-- BEGIN INFORMATION SHOWN --

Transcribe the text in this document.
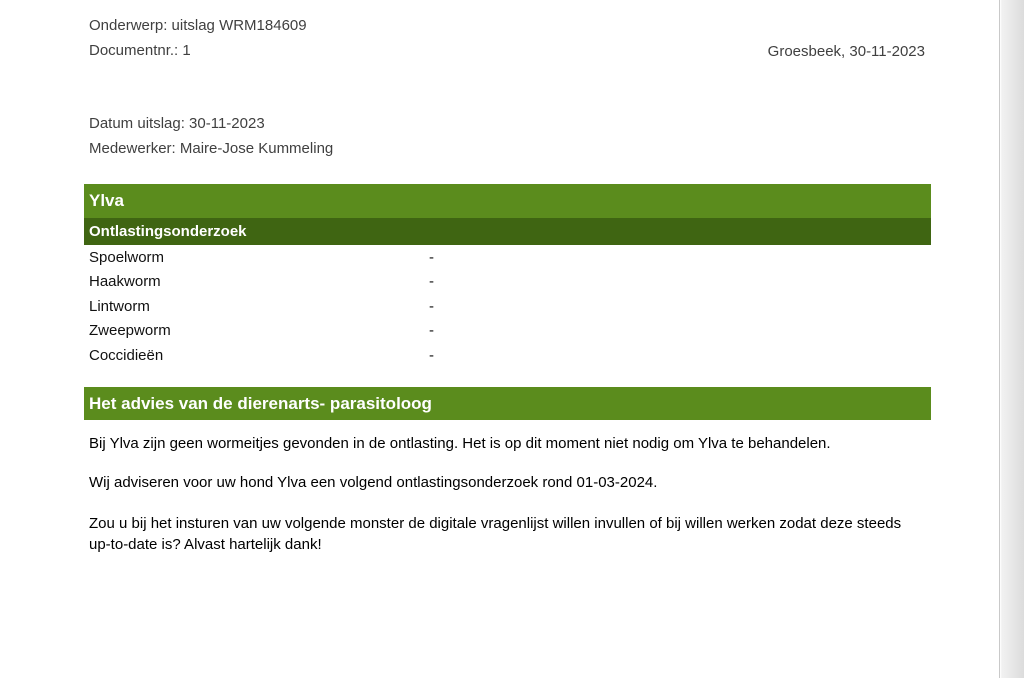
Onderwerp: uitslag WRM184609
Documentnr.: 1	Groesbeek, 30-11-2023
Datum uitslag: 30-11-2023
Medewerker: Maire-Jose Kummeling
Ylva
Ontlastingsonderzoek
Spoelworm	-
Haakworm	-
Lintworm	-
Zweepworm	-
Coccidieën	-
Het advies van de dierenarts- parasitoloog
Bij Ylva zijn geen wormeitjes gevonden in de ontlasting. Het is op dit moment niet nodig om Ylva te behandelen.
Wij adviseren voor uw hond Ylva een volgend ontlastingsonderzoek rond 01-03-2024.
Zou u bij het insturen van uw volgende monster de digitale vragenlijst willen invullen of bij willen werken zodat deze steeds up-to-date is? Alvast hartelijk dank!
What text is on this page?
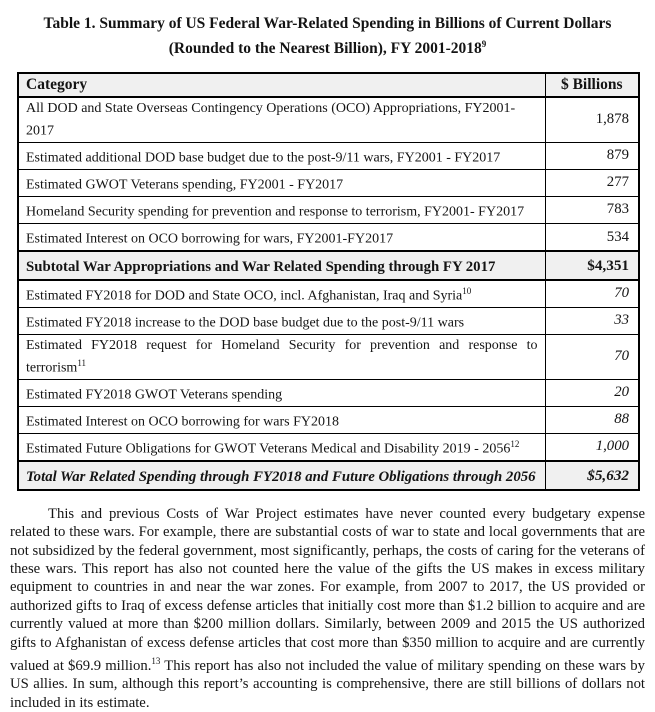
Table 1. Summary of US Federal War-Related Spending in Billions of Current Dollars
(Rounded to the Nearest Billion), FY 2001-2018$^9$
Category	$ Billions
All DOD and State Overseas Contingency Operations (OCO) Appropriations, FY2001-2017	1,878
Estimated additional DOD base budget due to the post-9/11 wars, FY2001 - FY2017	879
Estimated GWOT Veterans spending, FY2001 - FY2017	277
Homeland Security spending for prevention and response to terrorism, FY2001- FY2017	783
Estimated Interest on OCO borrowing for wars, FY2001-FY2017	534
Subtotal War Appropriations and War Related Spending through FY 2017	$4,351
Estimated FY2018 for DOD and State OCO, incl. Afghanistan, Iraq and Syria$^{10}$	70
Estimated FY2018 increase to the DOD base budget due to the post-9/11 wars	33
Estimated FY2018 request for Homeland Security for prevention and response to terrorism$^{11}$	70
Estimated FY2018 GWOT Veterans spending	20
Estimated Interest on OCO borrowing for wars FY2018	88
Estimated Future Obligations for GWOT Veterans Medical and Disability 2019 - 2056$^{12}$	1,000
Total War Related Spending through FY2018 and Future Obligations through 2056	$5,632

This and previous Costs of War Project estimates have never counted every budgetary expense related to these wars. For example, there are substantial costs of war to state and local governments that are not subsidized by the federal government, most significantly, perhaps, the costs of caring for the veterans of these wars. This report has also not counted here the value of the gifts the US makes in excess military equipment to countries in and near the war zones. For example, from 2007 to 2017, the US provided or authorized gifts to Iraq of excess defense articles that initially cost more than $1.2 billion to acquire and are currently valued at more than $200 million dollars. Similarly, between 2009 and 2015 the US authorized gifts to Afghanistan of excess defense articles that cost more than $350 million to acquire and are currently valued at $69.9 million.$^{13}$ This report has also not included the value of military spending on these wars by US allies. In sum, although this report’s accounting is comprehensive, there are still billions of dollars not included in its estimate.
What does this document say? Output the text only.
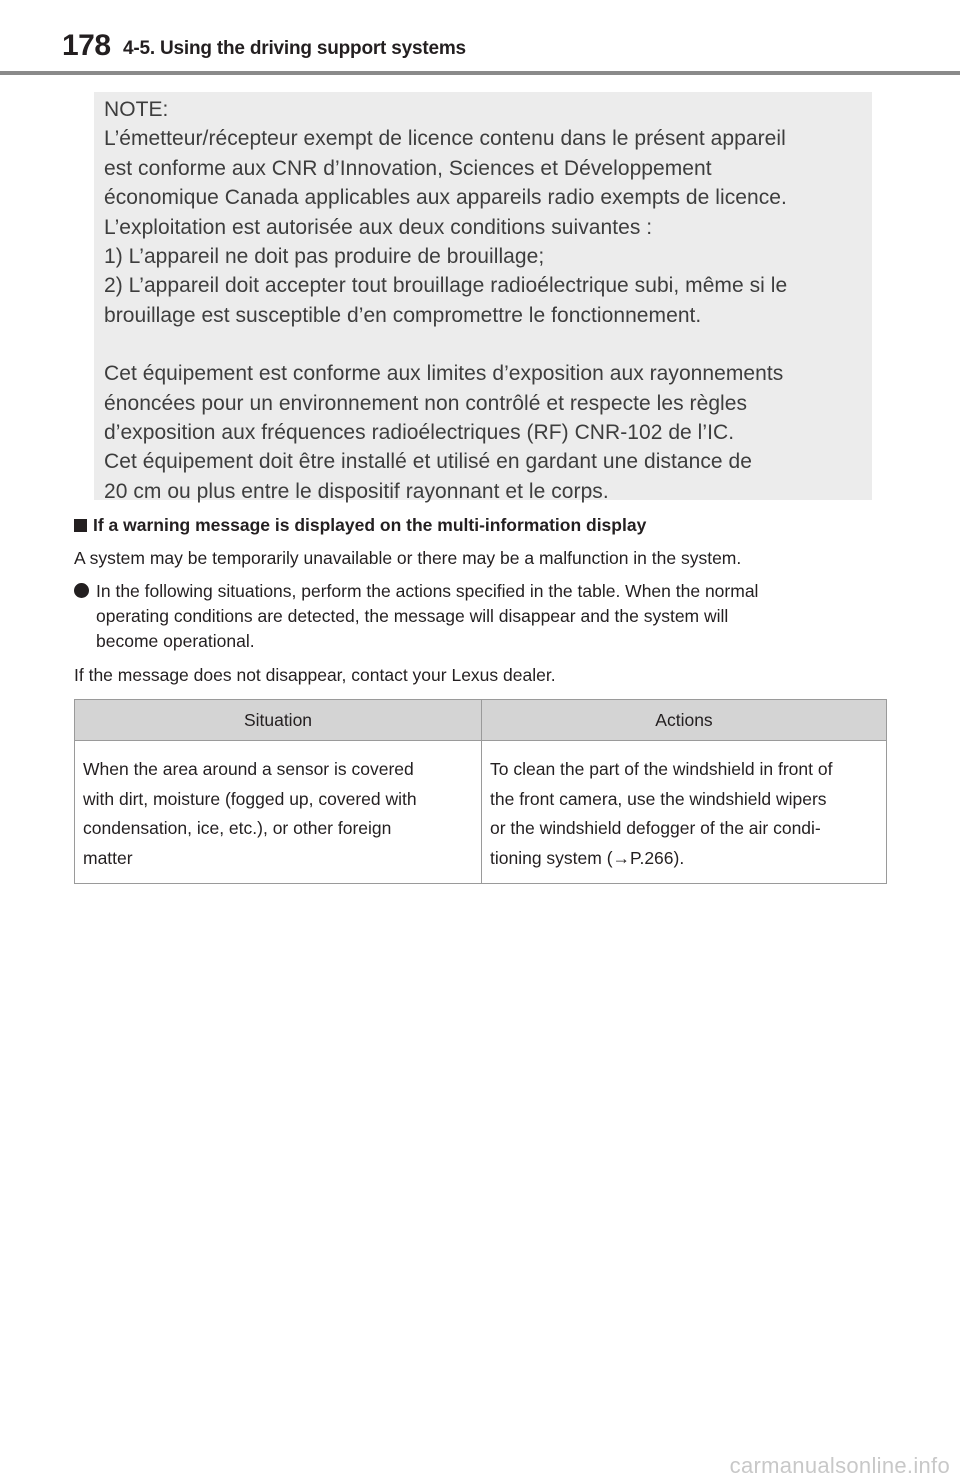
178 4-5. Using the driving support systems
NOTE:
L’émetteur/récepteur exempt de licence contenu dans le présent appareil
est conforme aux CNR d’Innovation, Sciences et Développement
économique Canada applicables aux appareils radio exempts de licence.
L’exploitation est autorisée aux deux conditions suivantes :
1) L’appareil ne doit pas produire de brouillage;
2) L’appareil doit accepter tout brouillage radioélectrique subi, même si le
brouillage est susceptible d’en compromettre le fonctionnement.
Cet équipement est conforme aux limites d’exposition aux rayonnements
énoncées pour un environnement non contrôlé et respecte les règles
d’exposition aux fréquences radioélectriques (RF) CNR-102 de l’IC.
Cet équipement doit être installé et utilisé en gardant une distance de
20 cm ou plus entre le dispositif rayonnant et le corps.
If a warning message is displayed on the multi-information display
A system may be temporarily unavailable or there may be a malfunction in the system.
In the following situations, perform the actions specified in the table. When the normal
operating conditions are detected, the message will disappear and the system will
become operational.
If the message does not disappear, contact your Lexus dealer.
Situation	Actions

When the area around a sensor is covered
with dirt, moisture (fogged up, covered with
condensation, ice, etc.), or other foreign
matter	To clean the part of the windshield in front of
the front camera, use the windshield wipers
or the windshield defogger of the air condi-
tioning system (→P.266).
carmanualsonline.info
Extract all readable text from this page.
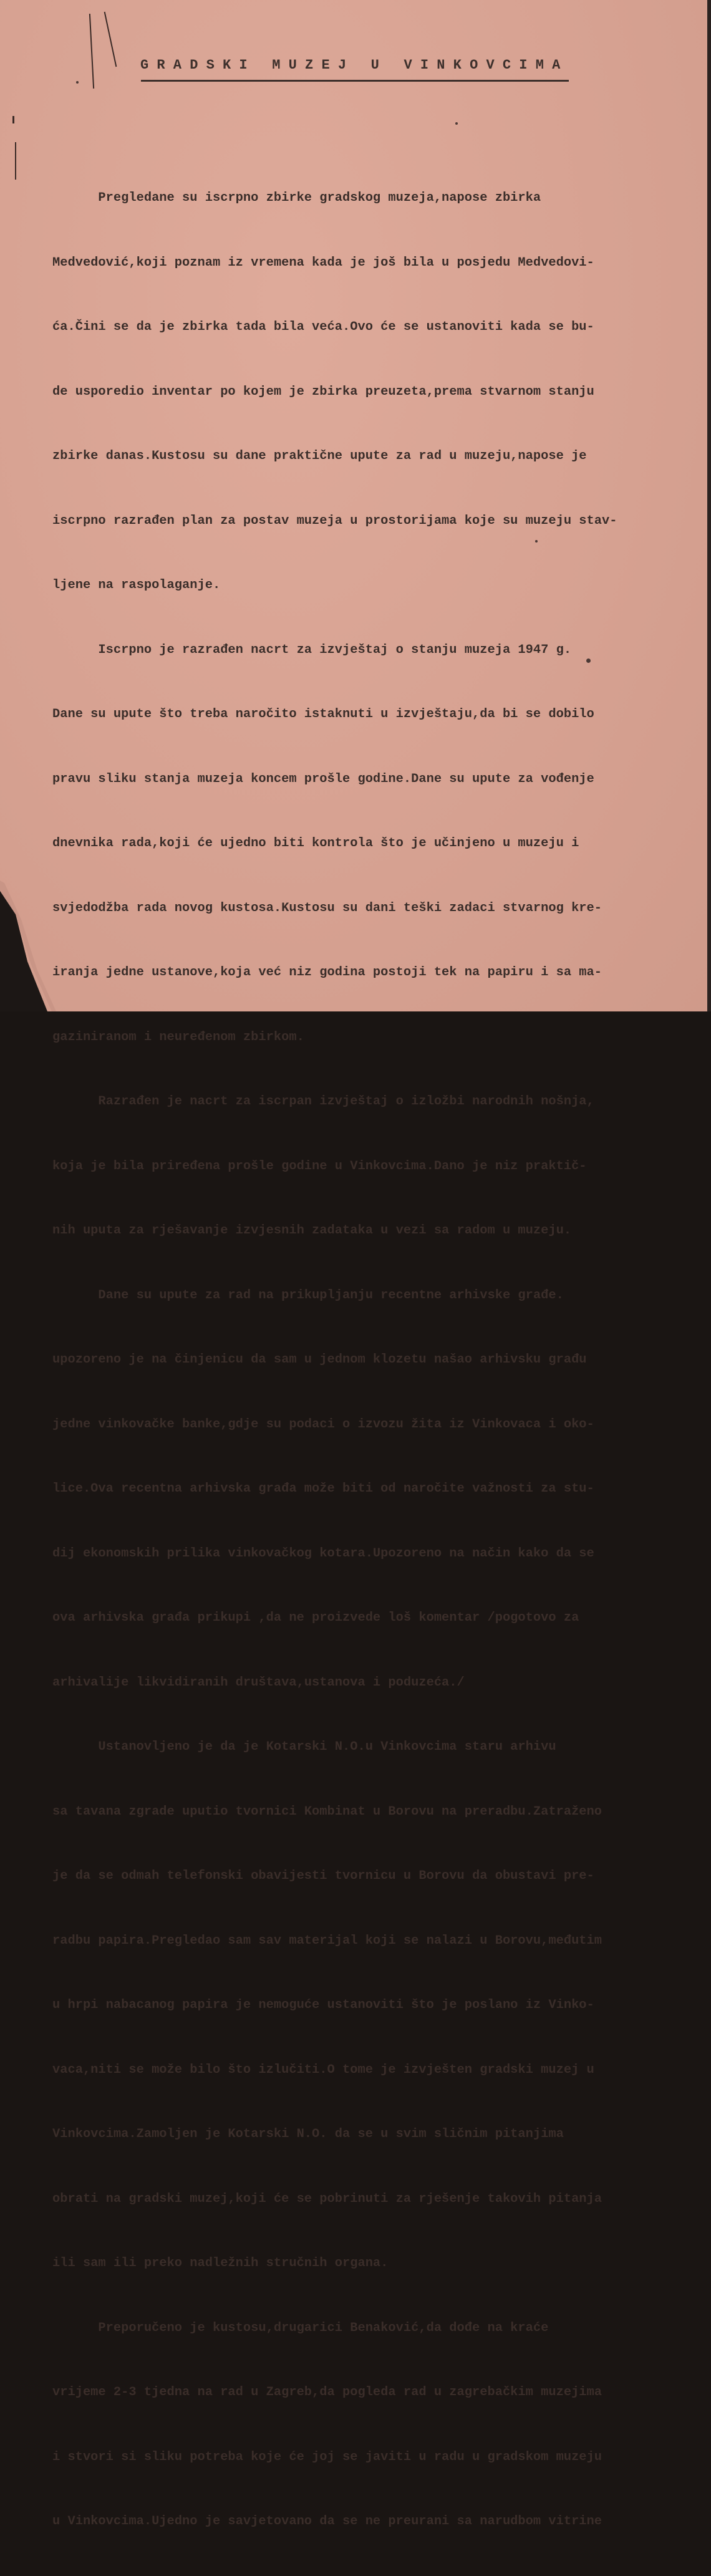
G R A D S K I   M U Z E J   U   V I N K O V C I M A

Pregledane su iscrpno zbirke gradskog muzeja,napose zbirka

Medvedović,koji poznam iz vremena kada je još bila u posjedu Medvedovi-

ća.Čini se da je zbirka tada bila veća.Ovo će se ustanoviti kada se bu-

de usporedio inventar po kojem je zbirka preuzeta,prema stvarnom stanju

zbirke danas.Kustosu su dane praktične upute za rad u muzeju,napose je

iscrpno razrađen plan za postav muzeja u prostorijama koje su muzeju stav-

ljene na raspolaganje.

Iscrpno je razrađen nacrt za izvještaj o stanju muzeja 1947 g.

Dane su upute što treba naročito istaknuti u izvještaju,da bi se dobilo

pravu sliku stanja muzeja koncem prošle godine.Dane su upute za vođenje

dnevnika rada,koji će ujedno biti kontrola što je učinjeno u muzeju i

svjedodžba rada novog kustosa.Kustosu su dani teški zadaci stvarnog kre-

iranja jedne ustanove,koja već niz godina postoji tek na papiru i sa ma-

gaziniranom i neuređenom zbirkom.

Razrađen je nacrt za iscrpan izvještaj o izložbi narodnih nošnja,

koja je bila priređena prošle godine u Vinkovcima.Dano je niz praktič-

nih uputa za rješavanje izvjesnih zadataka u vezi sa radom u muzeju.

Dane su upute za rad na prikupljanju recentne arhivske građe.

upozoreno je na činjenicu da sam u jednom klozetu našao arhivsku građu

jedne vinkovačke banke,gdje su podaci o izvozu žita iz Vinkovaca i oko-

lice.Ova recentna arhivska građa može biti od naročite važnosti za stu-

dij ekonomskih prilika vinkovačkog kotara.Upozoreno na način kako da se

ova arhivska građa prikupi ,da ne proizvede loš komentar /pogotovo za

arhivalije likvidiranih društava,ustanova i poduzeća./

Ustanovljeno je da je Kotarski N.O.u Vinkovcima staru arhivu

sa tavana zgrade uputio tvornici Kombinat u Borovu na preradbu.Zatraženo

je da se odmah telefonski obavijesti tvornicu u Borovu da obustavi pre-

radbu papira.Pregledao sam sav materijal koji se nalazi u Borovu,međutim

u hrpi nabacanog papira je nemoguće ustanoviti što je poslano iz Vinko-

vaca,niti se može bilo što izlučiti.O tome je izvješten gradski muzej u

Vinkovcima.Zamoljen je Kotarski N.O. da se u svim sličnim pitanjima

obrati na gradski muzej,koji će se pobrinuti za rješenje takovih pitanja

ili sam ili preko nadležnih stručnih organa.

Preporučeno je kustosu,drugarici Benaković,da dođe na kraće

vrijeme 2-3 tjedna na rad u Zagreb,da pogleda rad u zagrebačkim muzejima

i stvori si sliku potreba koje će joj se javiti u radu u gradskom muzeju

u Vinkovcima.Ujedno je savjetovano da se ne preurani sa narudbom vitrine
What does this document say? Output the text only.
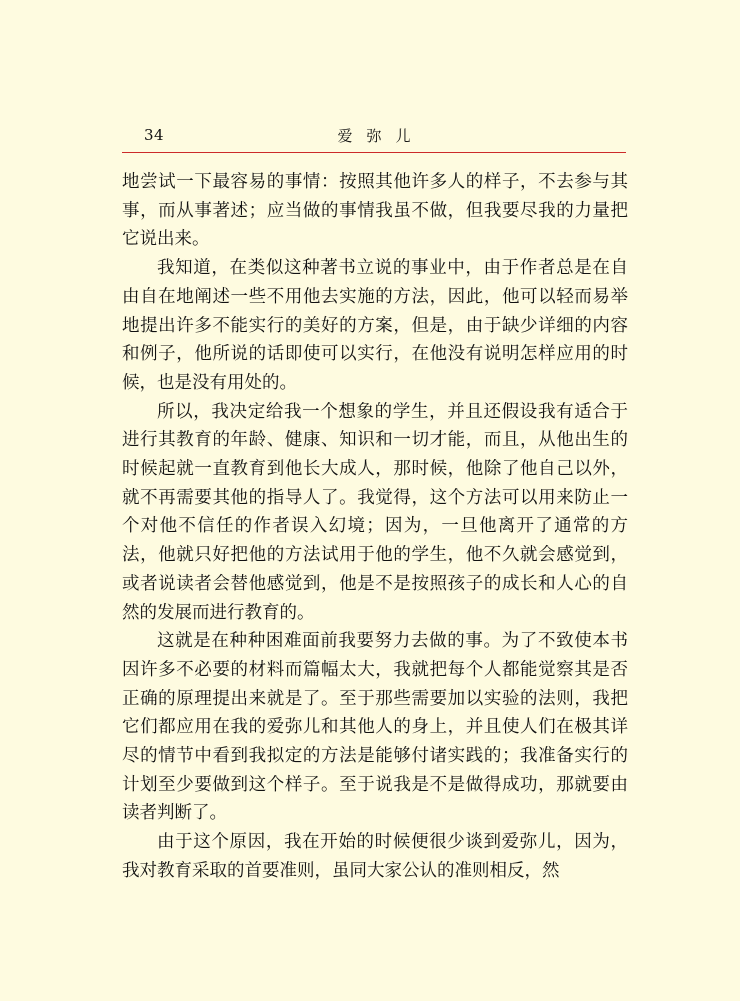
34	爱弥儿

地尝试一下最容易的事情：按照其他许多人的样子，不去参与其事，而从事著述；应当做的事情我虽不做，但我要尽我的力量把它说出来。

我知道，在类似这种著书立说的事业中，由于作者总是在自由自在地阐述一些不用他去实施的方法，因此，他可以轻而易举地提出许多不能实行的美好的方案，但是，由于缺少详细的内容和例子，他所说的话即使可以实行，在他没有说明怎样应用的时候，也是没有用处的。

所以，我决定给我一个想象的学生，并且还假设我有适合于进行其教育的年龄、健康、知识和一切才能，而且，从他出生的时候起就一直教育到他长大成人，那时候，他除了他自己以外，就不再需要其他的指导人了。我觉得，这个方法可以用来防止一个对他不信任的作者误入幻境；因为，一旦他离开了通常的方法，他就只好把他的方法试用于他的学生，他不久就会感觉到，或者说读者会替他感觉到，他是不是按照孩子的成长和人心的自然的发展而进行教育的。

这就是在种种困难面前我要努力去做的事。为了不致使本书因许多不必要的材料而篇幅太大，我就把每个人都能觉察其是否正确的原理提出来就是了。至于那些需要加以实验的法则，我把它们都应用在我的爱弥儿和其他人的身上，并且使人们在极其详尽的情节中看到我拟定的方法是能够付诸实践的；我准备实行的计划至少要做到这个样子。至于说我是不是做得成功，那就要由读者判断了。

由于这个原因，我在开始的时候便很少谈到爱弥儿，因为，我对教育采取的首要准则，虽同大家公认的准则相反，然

-- END INFORMATION SHOWN --

Using the listing, copy every line where the word "Kotarski" shows up.

Ustanovljeno je da je Kotarski N.O.u Vinkovcima staru arhivu
Vinkovcima.Zamoljen je Kotarski N.O. da se u svim sličnim pitanjima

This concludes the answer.